::: DATA PROVIDED

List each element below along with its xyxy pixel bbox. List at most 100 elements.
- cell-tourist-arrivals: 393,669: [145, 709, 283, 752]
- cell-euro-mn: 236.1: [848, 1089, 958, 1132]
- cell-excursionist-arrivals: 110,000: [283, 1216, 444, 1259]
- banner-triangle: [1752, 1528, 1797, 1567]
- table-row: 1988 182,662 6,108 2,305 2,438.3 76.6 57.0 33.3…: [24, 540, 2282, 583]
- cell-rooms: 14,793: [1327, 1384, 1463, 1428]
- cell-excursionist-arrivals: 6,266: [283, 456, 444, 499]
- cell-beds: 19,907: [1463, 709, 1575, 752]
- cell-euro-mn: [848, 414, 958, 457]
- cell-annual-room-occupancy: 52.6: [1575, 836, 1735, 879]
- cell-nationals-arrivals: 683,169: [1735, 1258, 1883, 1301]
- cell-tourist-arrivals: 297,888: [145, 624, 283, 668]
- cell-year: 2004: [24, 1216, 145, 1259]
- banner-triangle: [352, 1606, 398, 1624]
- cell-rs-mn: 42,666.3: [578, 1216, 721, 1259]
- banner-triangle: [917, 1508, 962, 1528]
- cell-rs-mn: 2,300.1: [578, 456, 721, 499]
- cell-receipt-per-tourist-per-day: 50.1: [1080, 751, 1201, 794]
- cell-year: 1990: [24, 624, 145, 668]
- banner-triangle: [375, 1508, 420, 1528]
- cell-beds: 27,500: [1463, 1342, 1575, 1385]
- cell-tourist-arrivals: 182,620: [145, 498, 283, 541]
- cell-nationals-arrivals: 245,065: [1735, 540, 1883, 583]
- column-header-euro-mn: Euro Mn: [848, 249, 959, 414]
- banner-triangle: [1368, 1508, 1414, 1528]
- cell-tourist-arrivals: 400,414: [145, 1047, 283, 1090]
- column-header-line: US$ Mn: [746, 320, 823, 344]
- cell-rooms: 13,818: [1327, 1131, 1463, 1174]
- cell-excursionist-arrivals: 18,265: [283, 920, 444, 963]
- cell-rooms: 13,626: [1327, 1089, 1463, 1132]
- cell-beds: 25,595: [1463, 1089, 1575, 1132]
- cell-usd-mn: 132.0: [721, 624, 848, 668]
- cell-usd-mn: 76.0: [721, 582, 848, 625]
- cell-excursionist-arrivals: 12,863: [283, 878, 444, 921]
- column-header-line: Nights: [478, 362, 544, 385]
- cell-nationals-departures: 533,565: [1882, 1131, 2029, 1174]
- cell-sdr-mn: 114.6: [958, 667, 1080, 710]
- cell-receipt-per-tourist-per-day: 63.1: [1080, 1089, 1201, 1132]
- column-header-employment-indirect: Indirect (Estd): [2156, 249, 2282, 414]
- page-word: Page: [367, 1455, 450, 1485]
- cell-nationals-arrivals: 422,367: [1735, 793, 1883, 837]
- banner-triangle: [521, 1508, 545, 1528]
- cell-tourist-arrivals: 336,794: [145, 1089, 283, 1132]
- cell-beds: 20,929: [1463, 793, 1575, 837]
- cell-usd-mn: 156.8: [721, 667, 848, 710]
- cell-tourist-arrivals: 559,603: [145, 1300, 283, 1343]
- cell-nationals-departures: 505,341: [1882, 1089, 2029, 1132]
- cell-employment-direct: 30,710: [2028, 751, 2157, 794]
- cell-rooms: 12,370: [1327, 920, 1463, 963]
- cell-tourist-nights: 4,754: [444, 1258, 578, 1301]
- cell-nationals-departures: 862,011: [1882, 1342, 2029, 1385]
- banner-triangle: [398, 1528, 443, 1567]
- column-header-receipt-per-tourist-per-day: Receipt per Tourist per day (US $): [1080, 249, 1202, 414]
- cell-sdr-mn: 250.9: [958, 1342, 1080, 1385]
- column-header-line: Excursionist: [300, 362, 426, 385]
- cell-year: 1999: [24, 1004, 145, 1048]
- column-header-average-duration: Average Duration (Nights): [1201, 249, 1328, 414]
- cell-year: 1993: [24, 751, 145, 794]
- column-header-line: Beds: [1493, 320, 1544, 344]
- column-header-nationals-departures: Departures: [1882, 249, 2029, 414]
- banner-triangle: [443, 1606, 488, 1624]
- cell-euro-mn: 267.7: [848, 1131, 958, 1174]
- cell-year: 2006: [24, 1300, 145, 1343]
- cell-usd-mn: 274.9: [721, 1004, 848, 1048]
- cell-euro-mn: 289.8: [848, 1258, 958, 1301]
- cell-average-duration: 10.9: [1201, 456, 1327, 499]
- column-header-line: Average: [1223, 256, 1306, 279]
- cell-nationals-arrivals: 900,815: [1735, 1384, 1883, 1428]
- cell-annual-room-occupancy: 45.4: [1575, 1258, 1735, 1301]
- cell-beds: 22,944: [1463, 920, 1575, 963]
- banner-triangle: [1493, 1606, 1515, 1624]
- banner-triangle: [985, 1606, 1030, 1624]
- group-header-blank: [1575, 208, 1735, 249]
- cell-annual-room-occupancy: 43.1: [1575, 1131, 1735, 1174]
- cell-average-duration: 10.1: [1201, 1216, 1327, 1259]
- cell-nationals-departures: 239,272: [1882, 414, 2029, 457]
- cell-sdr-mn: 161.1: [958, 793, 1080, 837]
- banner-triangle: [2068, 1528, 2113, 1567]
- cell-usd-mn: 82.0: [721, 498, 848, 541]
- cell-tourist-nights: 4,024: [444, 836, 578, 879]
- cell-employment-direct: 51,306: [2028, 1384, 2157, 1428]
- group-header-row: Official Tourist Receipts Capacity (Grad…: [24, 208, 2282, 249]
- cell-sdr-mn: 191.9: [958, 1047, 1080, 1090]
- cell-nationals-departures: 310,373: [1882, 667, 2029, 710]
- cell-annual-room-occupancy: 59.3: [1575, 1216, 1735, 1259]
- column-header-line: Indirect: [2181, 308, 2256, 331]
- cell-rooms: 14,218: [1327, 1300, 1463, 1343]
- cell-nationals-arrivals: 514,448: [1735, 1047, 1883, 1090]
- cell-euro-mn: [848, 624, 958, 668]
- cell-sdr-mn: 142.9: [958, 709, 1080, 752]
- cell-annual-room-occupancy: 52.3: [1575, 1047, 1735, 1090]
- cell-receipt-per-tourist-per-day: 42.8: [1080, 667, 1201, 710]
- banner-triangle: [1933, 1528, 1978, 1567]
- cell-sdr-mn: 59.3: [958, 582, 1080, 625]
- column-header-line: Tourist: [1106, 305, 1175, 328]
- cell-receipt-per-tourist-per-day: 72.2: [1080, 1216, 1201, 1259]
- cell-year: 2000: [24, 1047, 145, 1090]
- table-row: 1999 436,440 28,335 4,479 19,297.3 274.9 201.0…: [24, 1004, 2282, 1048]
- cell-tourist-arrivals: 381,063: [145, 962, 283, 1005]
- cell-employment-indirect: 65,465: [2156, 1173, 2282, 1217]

::::::
::: DATA PROVIDED

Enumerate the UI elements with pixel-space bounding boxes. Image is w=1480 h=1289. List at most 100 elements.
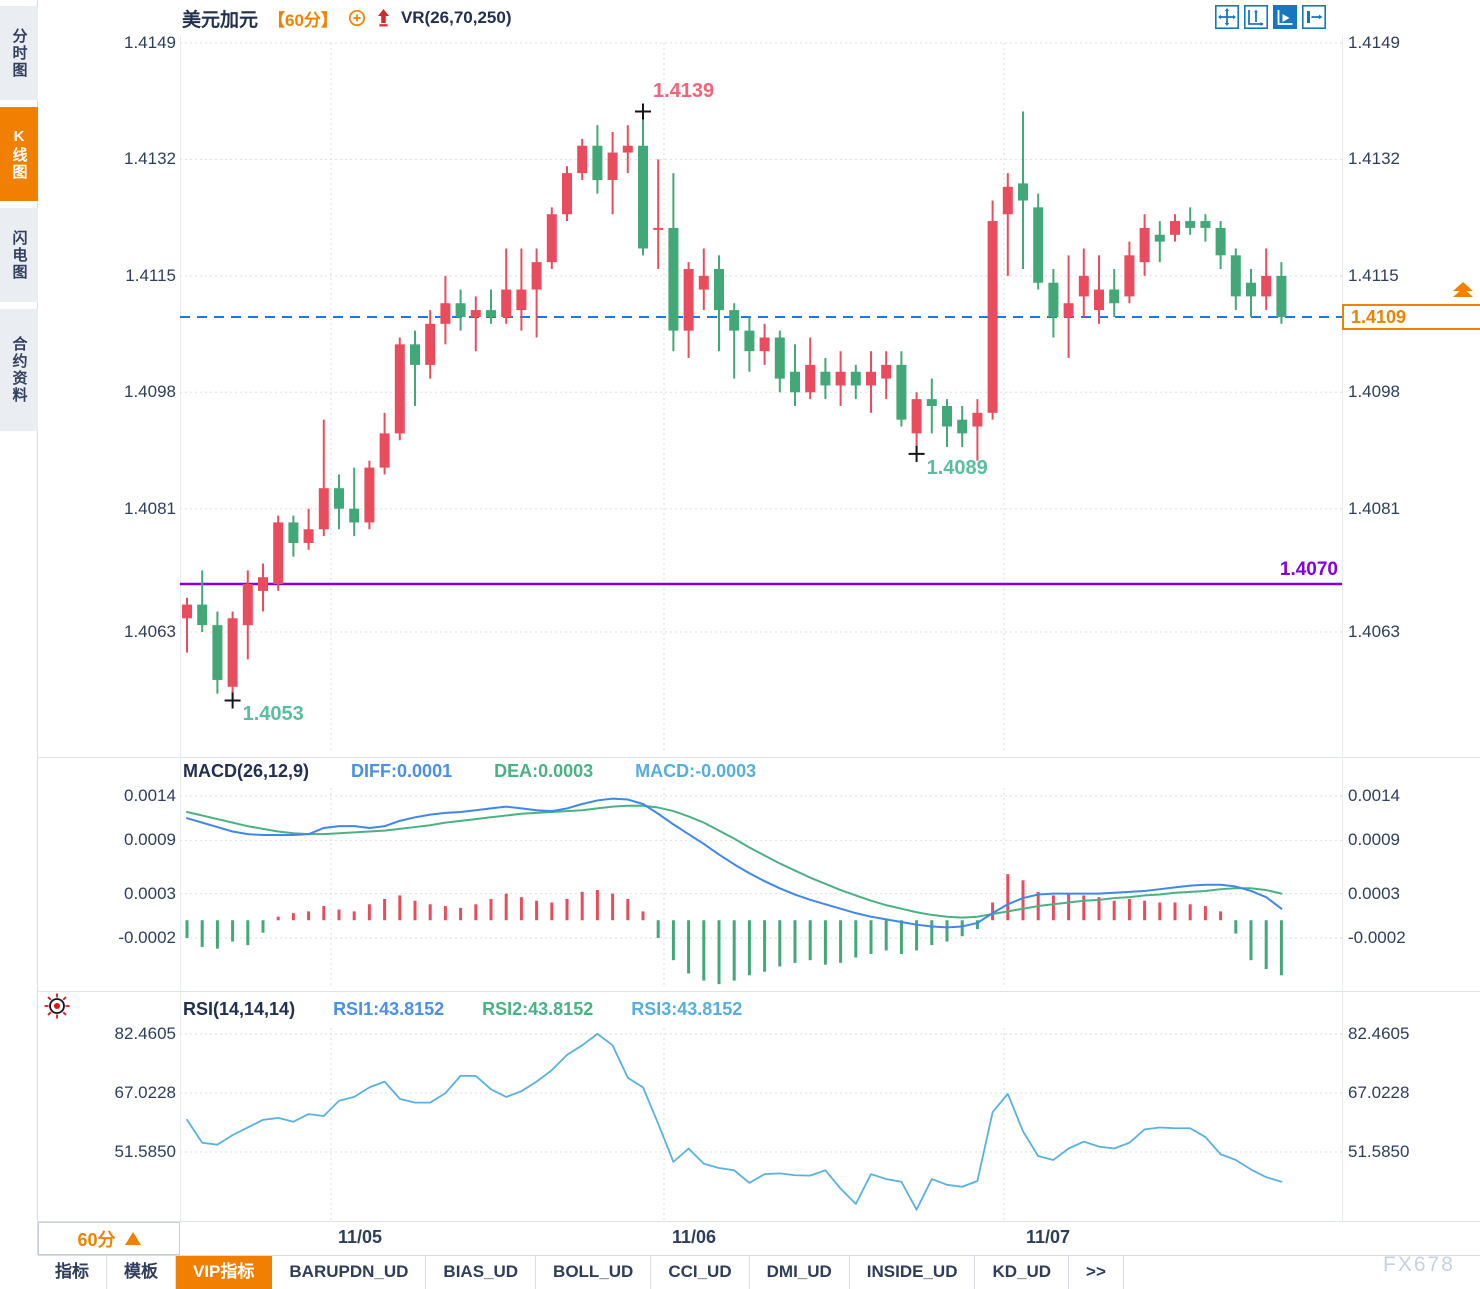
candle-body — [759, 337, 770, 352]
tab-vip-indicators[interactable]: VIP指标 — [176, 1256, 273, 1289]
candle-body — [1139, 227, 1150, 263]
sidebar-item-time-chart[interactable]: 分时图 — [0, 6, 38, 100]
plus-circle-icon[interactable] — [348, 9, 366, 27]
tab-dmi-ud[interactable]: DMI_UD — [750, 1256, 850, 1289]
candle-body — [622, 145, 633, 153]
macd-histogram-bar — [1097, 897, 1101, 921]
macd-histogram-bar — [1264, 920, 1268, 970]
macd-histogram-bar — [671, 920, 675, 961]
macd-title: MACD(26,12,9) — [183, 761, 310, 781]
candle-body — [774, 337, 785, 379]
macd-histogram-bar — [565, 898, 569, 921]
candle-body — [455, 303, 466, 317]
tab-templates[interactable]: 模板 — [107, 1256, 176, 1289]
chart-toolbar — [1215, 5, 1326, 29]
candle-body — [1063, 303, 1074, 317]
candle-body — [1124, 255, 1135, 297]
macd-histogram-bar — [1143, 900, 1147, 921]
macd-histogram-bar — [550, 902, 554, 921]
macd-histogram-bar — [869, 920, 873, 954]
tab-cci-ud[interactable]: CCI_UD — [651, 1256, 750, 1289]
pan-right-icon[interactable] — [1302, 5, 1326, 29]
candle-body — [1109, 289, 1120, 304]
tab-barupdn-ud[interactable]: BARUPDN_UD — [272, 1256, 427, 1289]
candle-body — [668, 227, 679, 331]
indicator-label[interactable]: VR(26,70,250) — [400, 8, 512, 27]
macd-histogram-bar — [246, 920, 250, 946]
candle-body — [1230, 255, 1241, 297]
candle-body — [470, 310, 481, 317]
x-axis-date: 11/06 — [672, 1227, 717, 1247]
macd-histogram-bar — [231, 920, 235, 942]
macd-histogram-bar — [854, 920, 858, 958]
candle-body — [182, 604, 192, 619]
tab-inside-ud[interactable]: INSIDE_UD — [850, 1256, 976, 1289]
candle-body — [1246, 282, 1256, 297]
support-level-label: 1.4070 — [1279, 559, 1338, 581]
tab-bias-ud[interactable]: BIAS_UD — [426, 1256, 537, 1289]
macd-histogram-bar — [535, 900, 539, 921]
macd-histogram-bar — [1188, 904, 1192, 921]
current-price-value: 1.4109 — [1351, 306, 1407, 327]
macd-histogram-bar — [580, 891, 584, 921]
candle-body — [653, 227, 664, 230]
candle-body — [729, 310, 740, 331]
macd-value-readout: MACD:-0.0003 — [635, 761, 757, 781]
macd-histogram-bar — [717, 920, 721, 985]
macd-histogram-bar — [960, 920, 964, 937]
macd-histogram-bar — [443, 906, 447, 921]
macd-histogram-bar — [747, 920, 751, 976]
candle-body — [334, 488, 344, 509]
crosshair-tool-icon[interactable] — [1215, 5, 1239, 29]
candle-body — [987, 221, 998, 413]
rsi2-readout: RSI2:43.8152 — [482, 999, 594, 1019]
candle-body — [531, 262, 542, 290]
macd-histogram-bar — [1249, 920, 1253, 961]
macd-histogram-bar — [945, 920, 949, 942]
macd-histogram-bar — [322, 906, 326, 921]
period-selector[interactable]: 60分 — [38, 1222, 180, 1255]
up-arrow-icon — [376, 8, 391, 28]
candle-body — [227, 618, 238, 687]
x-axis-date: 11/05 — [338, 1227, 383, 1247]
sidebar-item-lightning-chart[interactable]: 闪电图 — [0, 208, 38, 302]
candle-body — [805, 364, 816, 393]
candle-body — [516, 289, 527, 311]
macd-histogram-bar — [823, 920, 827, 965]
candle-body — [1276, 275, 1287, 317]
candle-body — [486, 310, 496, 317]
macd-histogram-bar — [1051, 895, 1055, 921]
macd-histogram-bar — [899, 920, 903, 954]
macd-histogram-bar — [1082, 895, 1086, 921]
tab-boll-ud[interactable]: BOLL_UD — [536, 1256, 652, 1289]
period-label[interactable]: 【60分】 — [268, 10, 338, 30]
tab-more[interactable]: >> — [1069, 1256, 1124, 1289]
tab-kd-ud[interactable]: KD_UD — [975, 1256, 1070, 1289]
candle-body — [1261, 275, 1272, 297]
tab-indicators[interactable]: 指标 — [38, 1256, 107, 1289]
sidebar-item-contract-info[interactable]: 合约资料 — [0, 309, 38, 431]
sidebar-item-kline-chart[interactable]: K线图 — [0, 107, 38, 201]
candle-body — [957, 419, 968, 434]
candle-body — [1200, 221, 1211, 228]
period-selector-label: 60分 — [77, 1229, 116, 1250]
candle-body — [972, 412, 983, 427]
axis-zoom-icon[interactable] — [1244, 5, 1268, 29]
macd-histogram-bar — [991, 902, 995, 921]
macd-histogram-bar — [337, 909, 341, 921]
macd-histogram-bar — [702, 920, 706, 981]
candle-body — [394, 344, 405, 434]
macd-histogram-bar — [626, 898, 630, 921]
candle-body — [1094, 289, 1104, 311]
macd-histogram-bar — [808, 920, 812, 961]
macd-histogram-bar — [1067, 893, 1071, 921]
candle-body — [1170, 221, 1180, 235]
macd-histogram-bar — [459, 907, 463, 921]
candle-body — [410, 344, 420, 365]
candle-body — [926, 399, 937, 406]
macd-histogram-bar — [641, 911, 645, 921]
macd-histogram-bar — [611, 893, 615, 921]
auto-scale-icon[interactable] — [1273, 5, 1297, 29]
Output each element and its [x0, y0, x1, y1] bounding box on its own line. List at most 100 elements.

::::::
::: DATA PROVIDED

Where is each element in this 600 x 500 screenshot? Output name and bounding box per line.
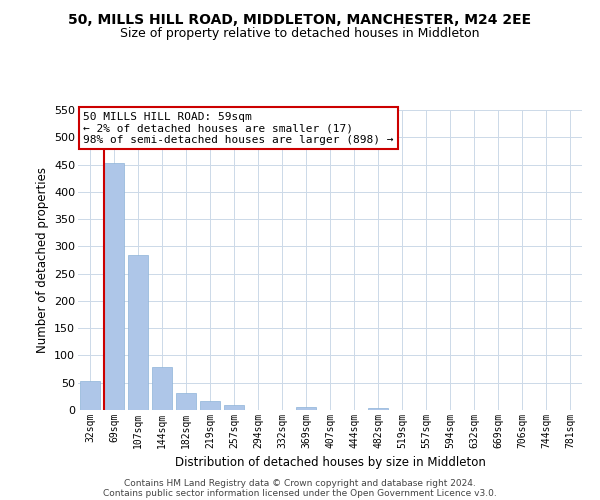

::::::

(STATED TASK):
Turn the records into a two-column CSV with the headers input and output, one row per input and its output. Begin at the line that has "List each element" and stop after the line that has "- cell-usd-mn: 76.0: [721, 582, 848, 625]". Put each field in quotes and replace its line breaks with spaces.

(TASK RESULT):
input,output
"List each element below along with its xyxy pixel bbox. List at most 100 elements.","- cell-tourist-arrivals: 393,669: [145, 709, 283, 752] - cell-euro-mn: 236.1: [848, 1089, 958, 1132] - cell-excursionist-arrivals: 110,000: [283, 1216, 444, 1259] - banner-triangle: [1752, 1528, 1797, 1567] - table-row: 1988 182,662 6,108 2,305 2,438.3 76.6 57.0 33.3…: [24, 540, 2282, 583] - cell-rooms: 14,793: [1327, 1384, 1463, 1428] - cell-excursionist-arrivals: 6,266: [283, 456, 444, 499] - cell-beds: 19,907: [1463, 709, 1575, 752] - cell-euro-mn: [848, 414, 958, 457] - cell-annual-room-occupancy: 52.6: [1575, 836, 1735, 879] - cell-nationals-arrivals: 683,169: [1735, 1258, 1883, 1301] - cell-tourist-arrivals: 297,888: [145, 624, 283, 668] - cell-year: 2004: [24, 1216, 145, 1259] - banner-triangle: [352, 1606, 398, 1624] - cell-rs-mn: 42,666.3: [578, 1216, 721, 1259] - banner-triangle: [917, 1508, 962, 1528] - cell-rs-mn: 2,300.1: [578, 456, 721, 499] - cell-receipt-per-tourist-per-day: 50.1: [1080, 751, 1201, 794] - cell-year: 1990: [24, 624, 145, 668] - banner-triangle: [375, 1508, 420, 1528] - cell-beds: 27,500: [1463, 1342, 1575, 1385] - cell-tourist-arrivals: 182,620: [145, 498, 283, 541] - cell-nationals-arrivals: 245,065: [1735, 540, 1883, 583] - column-header-euro-mn: Euro Mn: [848, 249, 959, 414] - banner-triangle: [1368, 1508, 1414, 1528] - cell-tourist-arrivals: 400,414: [145, 1047, 283, 1090] - column-header-line: US$ Mn: [746, 320, 823, 344] - cell-rooms: 13,818: [1327, 1131, 1463, 1174] - cell-excursionist-arrivals: 18,265: [283, 920, 444, 963] - cell-rooms: 13,626: [1327, 1089, 1463, 1132] - cell-beds: 25,595: [1463, 1089, 1575, 1132] - cell-usd-mn: 132.0: [721, 624, 848, 668] - cell-usd-mn: 76.0: [721, 582, 848, 625]"